#### TO BE DONE:
Would you copy out the whole listing exactly as given?

#### RECORDS SUPPLIED:
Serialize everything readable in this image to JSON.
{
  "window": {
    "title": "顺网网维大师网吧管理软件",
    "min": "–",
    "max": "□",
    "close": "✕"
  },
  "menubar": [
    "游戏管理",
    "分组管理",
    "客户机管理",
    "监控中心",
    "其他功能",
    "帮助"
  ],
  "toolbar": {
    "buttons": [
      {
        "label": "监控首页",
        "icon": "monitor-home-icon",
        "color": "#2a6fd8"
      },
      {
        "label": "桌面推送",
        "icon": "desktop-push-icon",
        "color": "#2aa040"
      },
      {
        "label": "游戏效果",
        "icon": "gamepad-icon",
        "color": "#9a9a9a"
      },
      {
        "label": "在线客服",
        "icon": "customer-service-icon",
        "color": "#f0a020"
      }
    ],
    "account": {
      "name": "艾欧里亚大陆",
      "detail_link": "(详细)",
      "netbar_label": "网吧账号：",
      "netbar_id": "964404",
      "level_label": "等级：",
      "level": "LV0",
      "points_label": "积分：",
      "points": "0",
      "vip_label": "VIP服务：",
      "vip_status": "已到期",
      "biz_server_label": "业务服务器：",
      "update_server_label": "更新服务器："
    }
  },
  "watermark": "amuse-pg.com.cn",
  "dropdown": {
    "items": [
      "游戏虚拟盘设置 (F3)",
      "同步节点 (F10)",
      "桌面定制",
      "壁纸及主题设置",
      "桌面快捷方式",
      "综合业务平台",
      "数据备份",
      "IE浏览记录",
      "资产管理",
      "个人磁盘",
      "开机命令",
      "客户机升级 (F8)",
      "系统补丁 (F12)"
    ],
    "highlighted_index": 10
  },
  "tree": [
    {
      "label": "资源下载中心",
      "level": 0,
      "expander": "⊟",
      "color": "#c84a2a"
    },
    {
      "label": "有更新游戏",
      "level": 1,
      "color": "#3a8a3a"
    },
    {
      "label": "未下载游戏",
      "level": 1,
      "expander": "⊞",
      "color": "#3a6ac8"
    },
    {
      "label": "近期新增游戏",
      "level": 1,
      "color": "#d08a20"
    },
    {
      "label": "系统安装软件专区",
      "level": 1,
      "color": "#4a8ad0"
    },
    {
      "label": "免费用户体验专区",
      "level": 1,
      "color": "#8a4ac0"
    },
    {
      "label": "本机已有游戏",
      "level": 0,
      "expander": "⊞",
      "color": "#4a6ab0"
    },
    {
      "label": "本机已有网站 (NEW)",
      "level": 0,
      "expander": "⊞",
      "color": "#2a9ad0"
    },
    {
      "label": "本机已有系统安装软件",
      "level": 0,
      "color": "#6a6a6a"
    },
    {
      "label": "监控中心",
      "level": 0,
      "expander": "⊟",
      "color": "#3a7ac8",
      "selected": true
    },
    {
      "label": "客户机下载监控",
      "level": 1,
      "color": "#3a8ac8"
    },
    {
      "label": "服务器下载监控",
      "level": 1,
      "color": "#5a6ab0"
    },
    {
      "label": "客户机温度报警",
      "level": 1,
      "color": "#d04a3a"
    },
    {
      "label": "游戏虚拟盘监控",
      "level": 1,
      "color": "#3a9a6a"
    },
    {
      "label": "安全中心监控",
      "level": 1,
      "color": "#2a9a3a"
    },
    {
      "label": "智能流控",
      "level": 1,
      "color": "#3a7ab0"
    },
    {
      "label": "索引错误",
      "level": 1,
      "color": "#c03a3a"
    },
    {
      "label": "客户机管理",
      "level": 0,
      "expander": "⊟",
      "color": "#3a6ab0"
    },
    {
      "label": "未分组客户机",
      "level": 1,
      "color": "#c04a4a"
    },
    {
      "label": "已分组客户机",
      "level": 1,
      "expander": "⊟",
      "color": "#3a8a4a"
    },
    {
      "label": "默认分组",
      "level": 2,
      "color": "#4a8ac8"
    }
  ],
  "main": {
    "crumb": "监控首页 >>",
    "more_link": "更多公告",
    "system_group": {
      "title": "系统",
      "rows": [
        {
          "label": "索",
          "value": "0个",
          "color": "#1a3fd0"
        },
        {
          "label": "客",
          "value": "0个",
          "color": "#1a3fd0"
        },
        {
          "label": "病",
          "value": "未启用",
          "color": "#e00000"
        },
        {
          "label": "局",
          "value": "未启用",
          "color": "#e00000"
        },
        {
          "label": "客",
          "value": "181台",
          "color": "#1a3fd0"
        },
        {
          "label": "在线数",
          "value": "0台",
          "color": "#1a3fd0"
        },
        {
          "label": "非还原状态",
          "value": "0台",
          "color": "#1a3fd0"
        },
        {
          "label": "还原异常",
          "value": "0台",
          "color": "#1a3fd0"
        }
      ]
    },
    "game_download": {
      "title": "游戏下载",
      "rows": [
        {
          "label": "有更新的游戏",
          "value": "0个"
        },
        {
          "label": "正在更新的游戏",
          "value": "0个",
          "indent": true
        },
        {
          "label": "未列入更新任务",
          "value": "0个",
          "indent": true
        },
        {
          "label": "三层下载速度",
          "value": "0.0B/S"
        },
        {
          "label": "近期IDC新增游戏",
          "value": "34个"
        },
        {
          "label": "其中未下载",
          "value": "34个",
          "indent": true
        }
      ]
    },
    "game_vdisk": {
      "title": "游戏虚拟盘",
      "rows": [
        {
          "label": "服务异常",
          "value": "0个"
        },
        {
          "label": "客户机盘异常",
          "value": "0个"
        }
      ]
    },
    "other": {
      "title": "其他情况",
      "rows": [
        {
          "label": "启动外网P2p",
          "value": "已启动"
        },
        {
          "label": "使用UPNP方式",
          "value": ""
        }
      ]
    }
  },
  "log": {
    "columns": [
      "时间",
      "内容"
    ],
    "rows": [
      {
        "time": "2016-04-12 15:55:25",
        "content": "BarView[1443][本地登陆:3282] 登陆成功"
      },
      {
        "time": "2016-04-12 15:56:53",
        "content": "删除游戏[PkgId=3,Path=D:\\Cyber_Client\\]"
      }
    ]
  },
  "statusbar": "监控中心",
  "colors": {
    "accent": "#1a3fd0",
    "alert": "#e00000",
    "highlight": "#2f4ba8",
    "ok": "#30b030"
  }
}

#### SOLUTION BELOW:
Serialize everything readable in this image to JSON.
{
  "window": {
    "title": "顺网网维大师网吧管理软件",
    "min": "–",
    "max": "□",
    "close": "✕"
  },
  "menubar": [
    "游戏管理",
    "分组管理",
    "客户机管理",
    "监控中心",
    "其他功能",
    "帮助"
  ],
  "toolbar": {
    "buttons": [
      {
        "label": "监控首页",
        "icon": "monitor-home-icon",
        "color": "#2a6fd8"
      },
      {
        "label": "桌面推送",
        "icon": "desktop-push-icon",
        "color": "#2aa040"
      },
      {
        "label": "游戏效果",
        "icon": "gamepad-icon",
        "color": "#9a9a9a"
      },
      {
        "label": "在线客服",
        "icon": "customer-service-icon",
        "color": "#f0a020"
      }
    ],
    "account": {
      "name": "艾欧里亚大陆",
      "detail_link": "(详细)",
      "netbar_label": "网吧账号：",
      "netbar_id": "964404",
      "level_label": "等级：",
      "level": "LV0",
      "points_label": "积分：",
      "points": "0",
      "vip_label": "VIP服务：",
      "vip_status": "已到期",
      "biz_server_label": "业务服务器：",
      "update_server_label": "更新服务器："
    }
  },
  "watermark": "amuse-pg.com.cn",
  "dropdown": {
    "items": [
      "游戏虚拟盘设置 (F3)",
      "同步节点 (F10)",
      "桌面定制",
      "壁纸及主题设置",
      "桌面快捷方式",
      "综合业务平台",
      "数据备份",
      "IE浏览记录",
      "资产管理",
      "个人磁盘",
      "开机命令",
      "客户机升级 (F8)",
      "系统补丁 (F12)"
    ],
    "highlighted_index": 10
  },
  "tree": [
    {
      "label": "资源下载中心",
      "level": 0,
      "expander": "⊟",
      "color": "#c84a2a"
    },
    {
      "label": "有更新游戏",
      "level": 1,
      "color": "#3a8a3a"
    },
    {
      "label": "未下载游戏",
      "level": 1,
      "expander": "⊞",
      "color": "#3a6ac8"
    },
    {
      "label": "近期新增游戏",
      "level": 1,
      "color": "#d08a20"
    },
    {
      "label": "系统安装软件专区",
      "level": 1,
      "color": "#4a8ad0"
    },
    {
      "label": "免费用户体验专区",
      "level": 1,
      "color": "#8a4ac0"
    },
    {
      "label": "本机已有游戏",
      "level": 0,
      "expander": "⊞",
      "color": "#4a6ab0"
    },
    {
      "label": "本机已有网站 (NEW)",
      "level": 0,
      "expander": "⊞",
      "color": "#2a9ad0"
    },
    {
      "label": "本机已有系统安装软件",
      "level": 0,
      "color": "#6a6a6a"
    },
    {
      "label": "监控中心",
      "level": 0,
      "expander": "⊟",
      "color": "#3a7ac8",
      "selected": true
    },
    {
      "label": "客户机下载监控",
      "level": 1,
      "color": "#3a8ac8"
    },
    {
      "label": "服务器下载监控",
      "level": 1,
      "color": "#5a6ab0"
    },
    {
      "label": "客户机温度报警",
      "level": 1,
      "color": "#d04a3a"
    },
    {
      "label": "游戏虚拟盘监控",
      "level": 1,
      "color": "#3a9a6a"
    },
    {
      "label": "安全中心监控",
      "level": 1,
      "color": "#2a9a3a"
    },
    {
      "label": "智能流控",
      "level": 1,
      "color": "#3a7ab0"
    },
    {
      "label": "索引错误",
      "level": 1,
      "color": "#c03a3a"
    },
    {
      "label": "客户机管理",
      "level": 0,
      "expander": "⊟",
      "color": "#3a6ab0"
    },
    {
      "label": "未分组客户机",
      "level": 1,
      "color": "#c04a4a"
    },
    {
      "label": "已分组客户机",
      "level": 1,
      "expander": "⊟",
      "color": "#3a8a4a"
    },
    {
      "label": "默认分组",
      "level": 2,
      "color": "#4a8ac8"
    }
  ],
  "main": {
    "crumb": "监控首页 >>",
    "more_link": "更多公告",
    "system_group": {
      "title": "系统",
      "rows": [
        {
          "label": "索",
          "value": "0个",
          "color": "#1a3fd0"
        },
        {
          "label": "客",
          "value": "0个",
          "color": "#1a3fd0"
        },
        {
          "label": "病",
          "value": "未启用",
          "color": "#e00000"
        },
        {
          "label": "局",
          "value": "未启用",
          "color": "#e00000"
        },
        {
          "label": "客",
          "value": "181台",
          "color": "#1a3fd0"
        },
        {
          "label": "在线数",
          "value": "0台",
          "color": "#1a3fd0"
        },
        {
          "label": "非还原状态",
          "value": "0台",
          "color": "#1a3fd0"
        },
        {
          "label": "还原异常",
          "value": "0台",
          "color": "#1a3fd0"
        }
      ]
    },
    "game_download": {
      "title": "游戏下载",
      "rows": [
        {
          "label": "有更新的游戏",
          "value": "0个"
        },
        {
          "label": "正在更新的游戏",
          "value": "0个",
          "indent": true
        },
        {
          "label": "未列入更新任务",
          "value": "0个",
          "indent": true
        },
        {
          "label": "三层下载速度",
          "value": "0.0B/S"
        },
        {
          "label": "近期IDC新增游戏",
          "value": "34个"
        },
        {
          "label": "其中未下载",
          "value": "34个",
          "indent": true
        }
      ]
    },
    "game_vdisk": {
      "title": "游戏虚拟盘",
      "rows": [
        {
          "label": "服务异常",
          "value": "0个"
        },
        {
          "label": "客户机盘异常",
          "value": "0个"
        }
      ]
    },
    "other": {
      "title": "其他情况",
      "rows": [
        {
          "label": "启动外网P2p",
          "value": "已启动"
        },
        {
          "label": "使用UPNP方式",
          "value": ""
        }
      ]
    }
  },
  "log": {
    "columns": [
      "时间",
      "内容"
    ],
    "rows": [
      {
        "time": "2016-04-12 15:55:25",
        "content": "BarView[1443][本地登陆:3282] 登陆成功"
      },
      {
        "time": "2016-04-12 15:56:53",
        "content": "删除游戏[PkgId=3,Path=D:\\Cyber_Client\\]"
      }
    ]
  },
  "statusbar": "监控中心",
  "colors": {
    "accent": "#1a3fd0",
    "alert": "#e00000",
    "highlight": "#2f4ba8",
    "ok": "#30b030"
  }
}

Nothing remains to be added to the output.